Data entries
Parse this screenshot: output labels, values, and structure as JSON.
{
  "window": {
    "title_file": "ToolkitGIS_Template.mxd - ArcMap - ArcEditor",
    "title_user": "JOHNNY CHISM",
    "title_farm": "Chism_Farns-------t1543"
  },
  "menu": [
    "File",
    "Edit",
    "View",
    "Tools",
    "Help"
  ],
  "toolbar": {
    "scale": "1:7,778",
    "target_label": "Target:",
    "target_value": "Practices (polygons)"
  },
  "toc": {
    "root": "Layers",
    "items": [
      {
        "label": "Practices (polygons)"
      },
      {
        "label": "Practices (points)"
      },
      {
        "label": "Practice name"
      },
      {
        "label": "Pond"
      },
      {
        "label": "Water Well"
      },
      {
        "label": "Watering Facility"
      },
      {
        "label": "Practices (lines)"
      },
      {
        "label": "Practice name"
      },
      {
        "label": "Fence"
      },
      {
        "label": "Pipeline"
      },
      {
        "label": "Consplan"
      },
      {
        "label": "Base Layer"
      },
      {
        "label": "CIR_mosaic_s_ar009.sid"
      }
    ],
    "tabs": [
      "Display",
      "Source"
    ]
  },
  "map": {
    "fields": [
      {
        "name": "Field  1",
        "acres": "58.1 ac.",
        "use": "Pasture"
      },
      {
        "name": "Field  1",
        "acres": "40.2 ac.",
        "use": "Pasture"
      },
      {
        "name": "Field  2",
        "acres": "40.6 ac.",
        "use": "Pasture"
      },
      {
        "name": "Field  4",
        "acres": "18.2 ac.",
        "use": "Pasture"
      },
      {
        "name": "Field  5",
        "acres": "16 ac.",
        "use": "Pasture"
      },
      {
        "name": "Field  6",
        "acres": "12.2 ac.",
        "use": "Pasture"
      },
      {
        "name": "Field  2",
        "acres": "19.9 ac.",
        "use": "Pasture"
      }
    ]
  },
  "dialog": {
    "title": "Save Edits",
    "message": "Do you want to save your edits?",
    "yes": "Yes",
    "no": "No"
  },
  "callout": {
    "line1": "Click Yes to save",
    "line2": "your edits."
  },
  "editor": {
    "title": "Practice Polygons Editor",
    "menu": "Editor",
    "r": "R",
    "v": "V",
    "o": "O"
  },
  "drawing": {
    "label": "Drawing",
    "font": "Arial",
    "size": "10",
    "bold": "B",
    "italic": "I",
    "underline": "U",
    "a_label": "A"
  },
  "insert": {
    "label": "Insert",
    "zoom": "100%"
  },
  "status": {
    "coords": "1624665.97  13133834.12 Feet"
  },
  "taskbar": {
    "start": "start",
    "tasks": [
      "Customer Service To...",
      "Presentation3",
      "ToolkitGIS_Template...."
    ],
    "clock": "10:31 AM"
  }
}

> [What is asked]: All lines above containing the string "acres" are to be collected.

> [Task result]:
        "acres": "58.1 ac.",
        "acres": "40.2 ac.",
        "acres": "40.6 ac.",
        "acres": "18.2 ac.",
        "acres": "16 ac.",
        "acres": "12.2 ac.",
        "acres": "19.9 ac.",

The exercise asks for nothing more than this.